Data extracted from a collection:

-- Start --

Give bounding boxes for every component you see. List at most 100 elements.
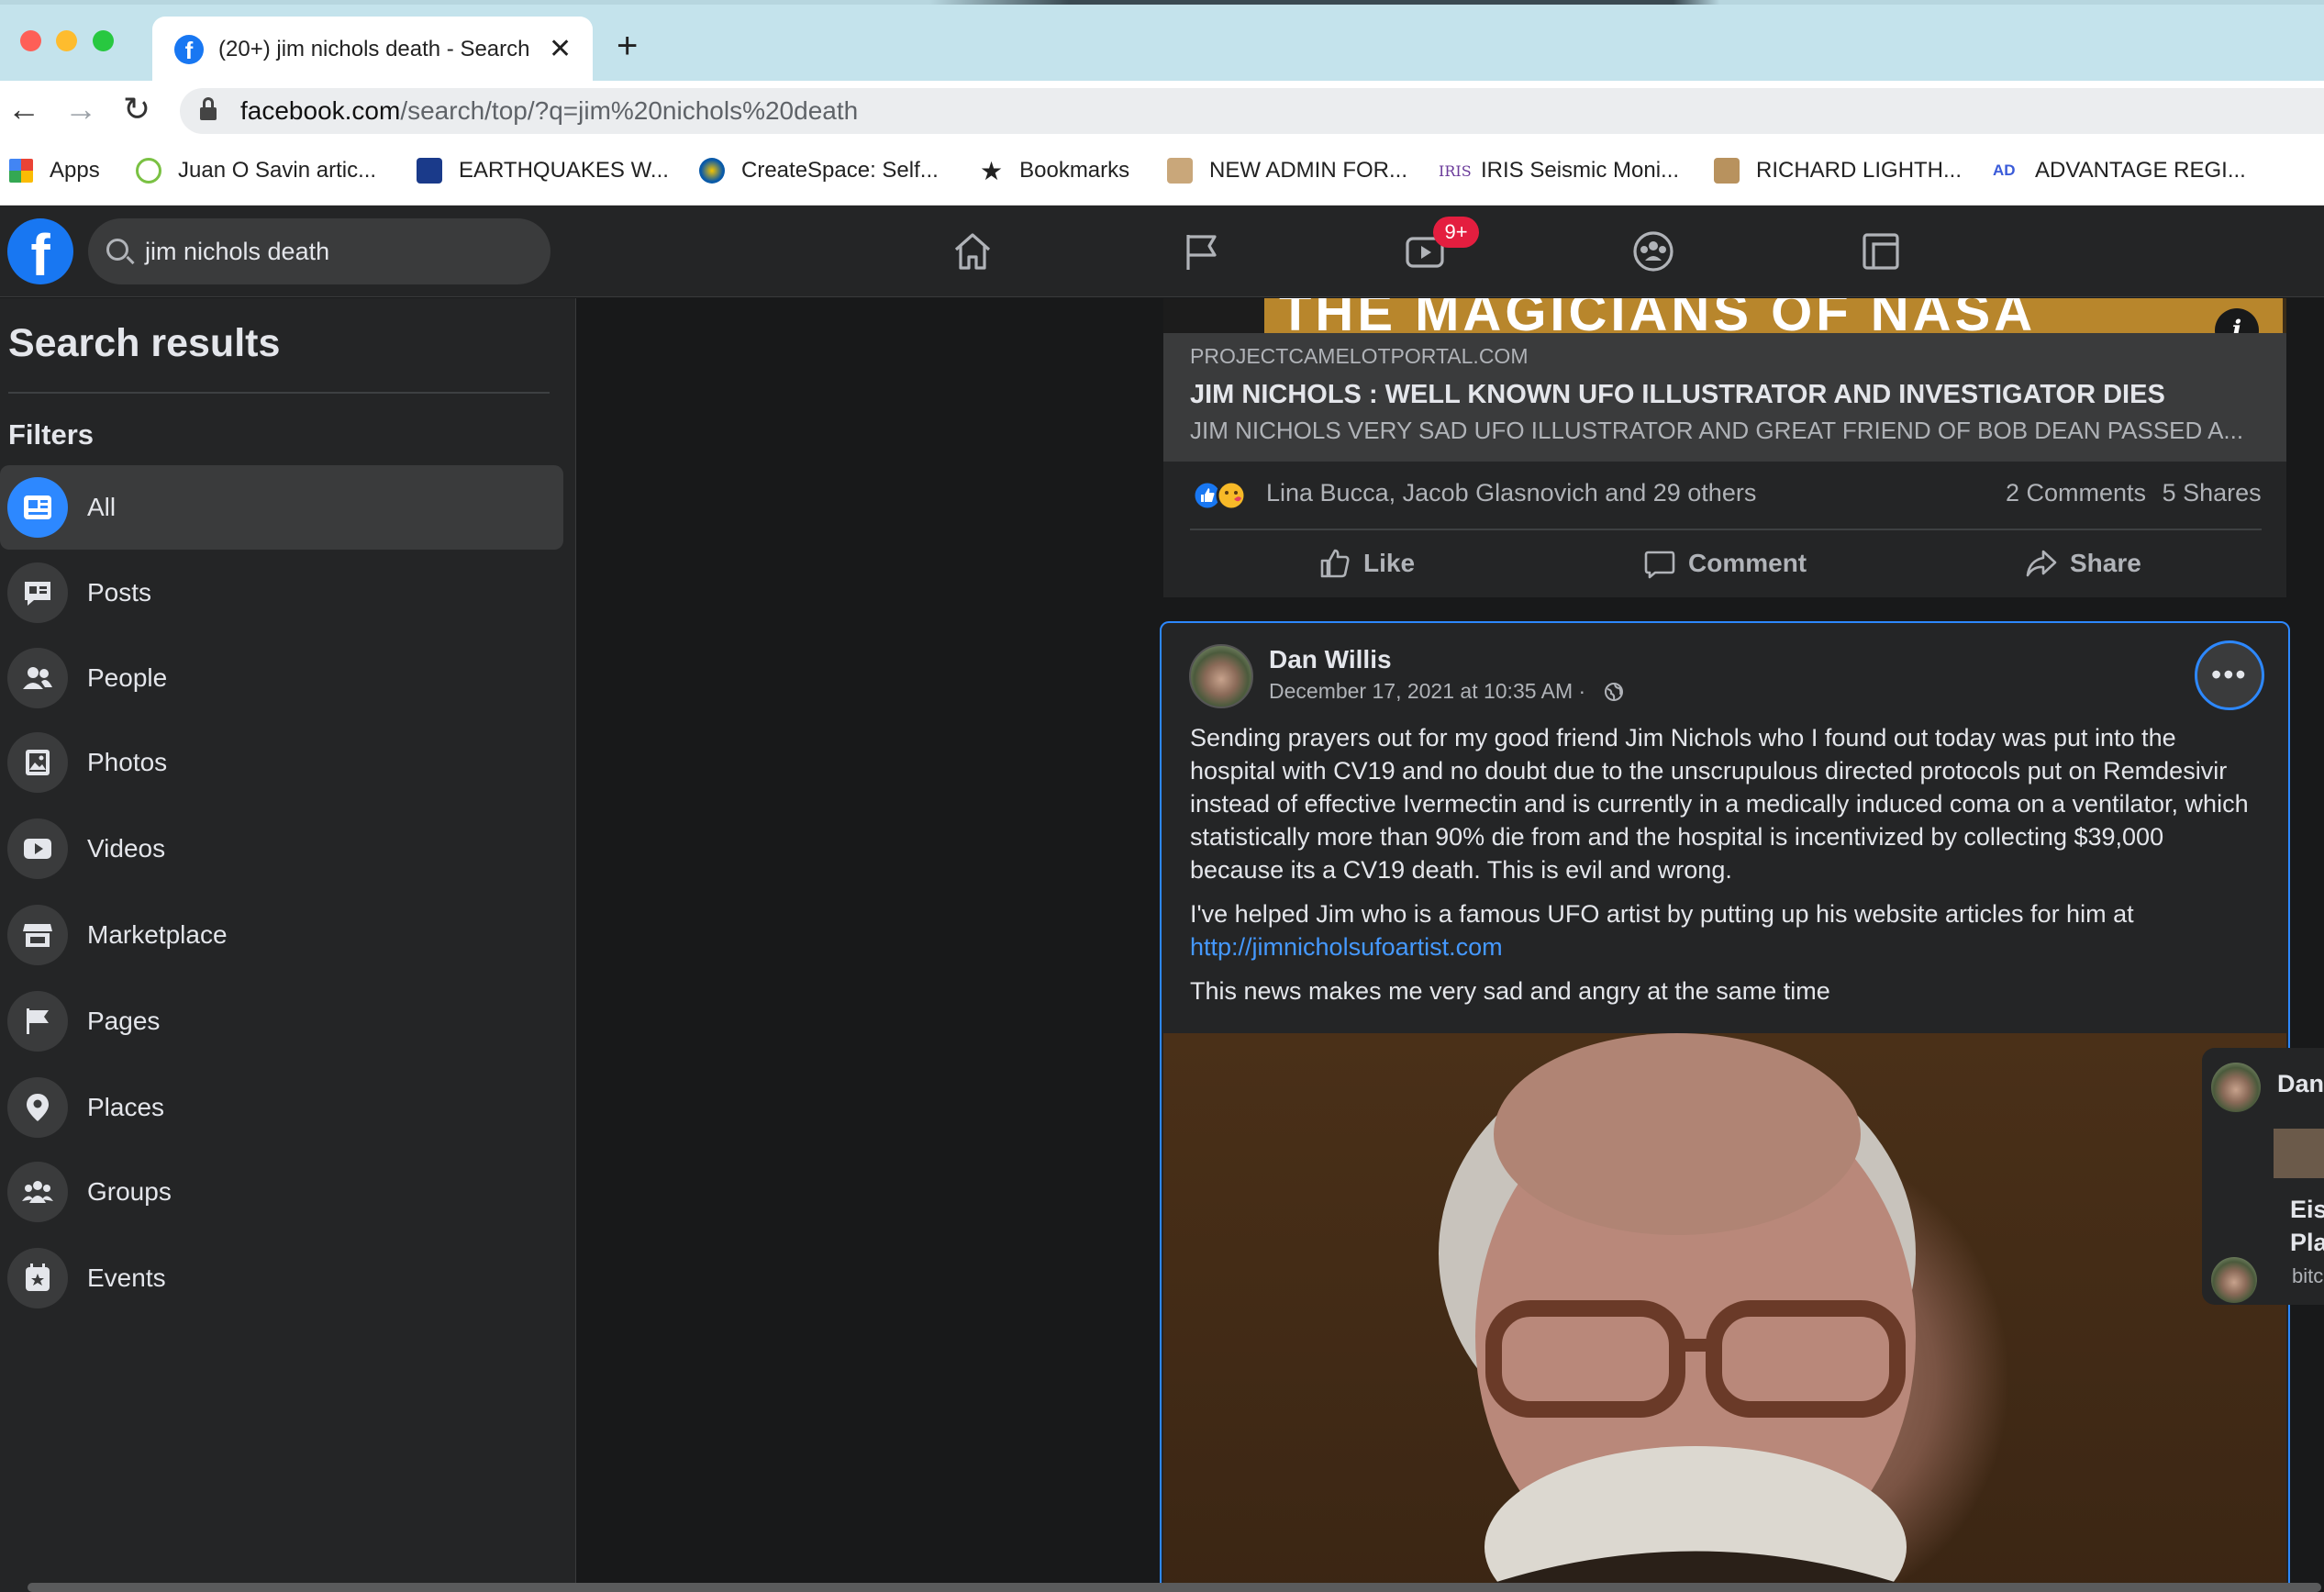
groups-icon[interactable] [1631, 229, 1675, 273]
share-arrow-icon [2026, 550, 2057, 577]
post-photo[interactable] [1163, 1033, 2286, 1592]
portrait-illustration [1439, 1033, 1925, 1592]
rumble-play-icon [136, 158, 161, 184]
facebook-favicon-icon: f [174, 35, 204, 64]
thumbs-up-icon [1320, 549, 1350, 578]
places-pin-icon [27, 1094, 49, 1121]
post-paragraph: I've helped Jim who is a famous UFO arti… [1190, 900, 2134, 961]
people-icon [23, 667, 52, 689]
chat-avatar[interactable] [2211, 1257, 2257, 1303]
reaction-names[interactable]: Lina Bucca, Jacob Glasnovich and 29 othe… [1266, 479, 1756, 507]
chat-message-preview: Eis Pla [2290, 1196, 2324, 1256]
portrait-favicon-icon [1167, 158, 1193, 184]
post-paragraph: Sending prayers out for my good friend J… [1190, 724, 2249, 884]
post-link[interactable]: http://jimnicholsufoartist.com [1190, 933, 1503, 961]
portrait-favicon-icon [1714, 158, 1740, 184]
filter-posts[interactable]: Posts [0, 551, 563, 635]
marketplace-icon [23, 924, 52, 947]
page-title: Search results [8, 321, 281, 365]
pages-flag-icon[interactable] [1180, 229, 1224, 273]
horizontal-scrollbar[interactable] [28, 1583, 2321, 1592]
globe-public-icon [1605, 683, 1623, 701]
divider [1190, 529, 2262, 530]
address-url: facebook.com/search/top/?q=jim%20nichols… [240, 96, 859, 125]
filter-photos[interactable]: Photos [0, 720, 563, 805]
tab-title: (20+) jim nichols death - Search [218, 37, 530, 61]
forward-arrow-icon[interactable]: → [64, 86, 97, 132]
link-domain: PROJECTCAMELOTPORTAL.COM [1190, 344, 1529, 368]
groups-icon [22, 1181, 53, 1203]
apps-grid-icon [9, 159, 33, 183]
bookmark-apps[interactable]: Apps [9, 154, 100, 187]
filter-places[interactable]: Places [0, 1065, 563, 1150]
reaction-icons[interactable] [1191, 479, 1255, 512]
more-options-button[interactable]: ••• [2195, 640, 2264, 710]
like-button[interactable]: Like [1319, 543, 1415, 584]
earthquakes-favicon-icon [417, 158, 442, 184]
news-feed-icon [24, 495, 51, 519]
chat-contact-name[interactable]: Dan [2277, 1070, 2324, 1098]
comments-count[interactable]: 2 Comments [2006, 479, 2146, 507]
bookmark-createspace[interactable]: CreateSpace: Self... [699, 154, 939, 187]
bookmark-advantage[interactable]: AD ADVANTAGE REGI... [1993, 154, 2246, 187]
comment-button[interactable]: Comment [1644, 543, 1807, 584]
zoom-window-button[interactable] [93, 30, 114, 51]
reload-icon[interactable]: ↻ [123, 86, 150, 132]
advantage-logo-icon: AD [1993, 161, 2016, 179]
filter-people[interactable]: People [0, 636, 563, 720]
divider [8, 392, 550, 394]
bookmark-new-admin[interactable]: NEW ADMIN FOR... [1167, 154, 1407, 187]
close-window-button[interactable] [20, 30, 41, 51]
chat-thumbnail[interactable] [2274, 1129, 2324, 1178]
filter-events[interactable]: Events [0, 1236, 563, 1320]
events-icon [26, 1264, 50, 1291]
search-icon [106, 239, 128, 261]
bookmark-richard-lighthouse[interactable]: RICHARD LIGHTH... [1714, 154, 1962, 187]
photos-icon [26, 750, 50, 775]
home-icon[interactable] [951, 229, 995, 273]
lock-icon [200, 97, 217, 121]
chat-avatar[interactable] [2211, 1063, 2261, 1112]
tab-close-icon[interactable]: ✕ [549, 33, 572, 66]
shares-count[interactable]: 5 Shares [2163, 479, 2262, 507]
chat-message-sub: bitc [2292, 1264, 2324, 1287]
gaming-icon[interactable] [1859, 229, 1903, 273]
post-author[interactable]: Dan Willis [1269, 645, 1392, 674]
bookmark-earthquakes[interactable]: EARTHQUAKES W... [417, 154, 669, 187]
engagement-counts: 2 Comments 5 Shares [2006, 479, 2262, 507]
browser-toolbar: ← → ↻ facebook.com/search/top/?q=jim%20n… [0, 81, 2324, 138]
filter-pages[interactable]: Pages [0, 979, 563, 1063]
pages-flag-icon [27, 1008, 49, 1034]
post-body: Sending prayers out for my good friend J… [1190, 721, 2254, 1019]
link-title[interactable]: JIM NICHOLS : WELL KNOWN UFO ILLUSTRATOR… [1190, 380, 2165, 410]
avatar[interactable] [1189, 644, 1253, 708]
filters-heading: Filters [8, 418, 95, 451]
filter-all[interactable]: All [0, 465, 563, 550]
star-icon: ★ [980, 156, 1004, 185]
watch-notification-badge: 9+ [1433, 217, 1479, 248]
facebook-logo-icon[interactable]: f [7, 218, 73, 288]
share-button[interactable]: Share [2026, 543, 2141, 584]
bookmarks-bar: Apps Juan O Savin artic... EARTHQUAKES W… [0, 138, 2324, 206]
link-preview-image[interactable]: THE MAGICIANS OF NASA [1163, 298, 2286, 333]
new-tab-plus-icon[interactable]: + [617, 28, 638, 64]
browser-tab-active[interactable]: f (20+) jim nichols death - Search ✕ [152, 17, 593, 81]
post-timestamp[interactable]: December 17, 2021 at 10:35 AM · [1269, 679, 1585, 704]
post-paragraph: This news makes me very sad and angry at… [1190, 977, 1830, 1005]
bookmark-folder-bookmarks[interactable]: ★ Bookmarks [980, 154, 1129, 187]
link-description: JIM NICHOLS VERY SAD UFO ILLUSTRATOR AND… [1190, 417, 2244, 444]
filter-videos[interactable]: Videos [0, 807, 563, 891]
iris-logo-icon: IRIS [1439, 161, 1472, 180]
comment-bubble-icon [1644, 551, 1675, 579]
posts-icon [25, 582, 50, 606]
ellipsis-icon: ••• [2211, 658, 2248, 691]
filter-marketplace[interactable]: Marketplace [0, 893, 563, 977]
search-input[interactable]: jim nichols death [88, 218, 550, 284]
bookmark-iris-seismic[interactable]: IRIS IRIS Seismic Moni... [1439, 154, 1679, 187]
back-arrow-icon[interactable]: ← [7, 86, 40, 132]
minimize-window-button[interactable] [56, 30, 77, 51]
filter-groups[interactable]: Groups [0, 1150, 563, 1234]
bookmark-juan-o-savin[interactable]: Juan O Savin artic... [136, 154, 376, 187]
address-bar[interactable]: facebook.com/search/top/?q=jim%20nichols… [180, 88, 2324, 134]
videos-icon [24, 839, 51, 859]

-- End --

Brief >> Retype the rows that begin with the line containing "groups-icon[interactable] [1631, 229, 1675, 273]" and end with the line containing "filter-places[interactable]: Places [0, 1065, 563, 1150]", including both of those lines, exactly as they appear.

Final result >>
groups-icon[interactable] [1631, 229, 1675, 273]
share-arrow-icon [2026, 550, 2057, 577]
post-photo[interactable] [1163, 1033, 2286, 1592]
portrait-illustration [1439, 1033, 1925, 1592]
rumble-play-icon [136, 158, 161, 184]
facebook-favicon-icon: f [174, 35, 204, 64]
thumbs-up-icon [1320, 549, 1350, 578]
places-pin-icon [27, 1094, 49, 1121]
post-paragraph: I've helped Jim who is a famous UFO arti… [1190, 900, 2134, 961]
people-icon [23, 667, 52, 689]
chat-avatar[interactable] [2211, 1257, 2257, 1303]
reaction-names[interactable]: Lina Bucca, Jacob Glasnovich and 29 othe… [1266, 479, 1756, 507]
chat-message-preview: Eis Pla [2290, 1196, 2324, 1256]
portrait-favicon-icon [1167, 158, 1193, 184]
post-paragraph: Sending prayers out for my good friend J… [1190, 724, 2249, 884]
post-link[interactable]: http://jimnicholsufoartist.com [1190, 933, 1503, 961]
portrait-favicon-icon [1714, 158, 1740, 184]
filter-posts[interactable]: Posts [0, 551, 563, 635]
marketplace-icon [23, 924, 52, 947]
page-title: Search results [8, 321, 281, 365]
pages-flag-icon[interactable] [1180, 229, 1224, 273]
horizontal-scrollbar[interactable] [28, 1583, 2321, 1592]
globe-public-icon [1605, 683, 1623, 701]
divider [1190, 529, 2262, 530]
address-url: facebook.com/search/top/?q=jim%20nichols… [240, 96, 859, 125]
filter-photos[interactable]: Photos [0, 720, 563, 805]
tab-title: (20+) jim nichols death - Search [218, 37, 530, 61]
forward-arrow-icon[interactable]: → [64, 86, 97, 132]
link-domain: PROJECTCAMELOTPORTAL.COM [1190, 344, 1529, 368]
groups-icon [22, 1181, 53, 1203]
apps-grid-icon [9, 159, 33, 183]
bookmark-apps[interactable]: Apps [9, 154, 100, 187]
filter-places[interactable]: Places [0, 1065, 563, 1150]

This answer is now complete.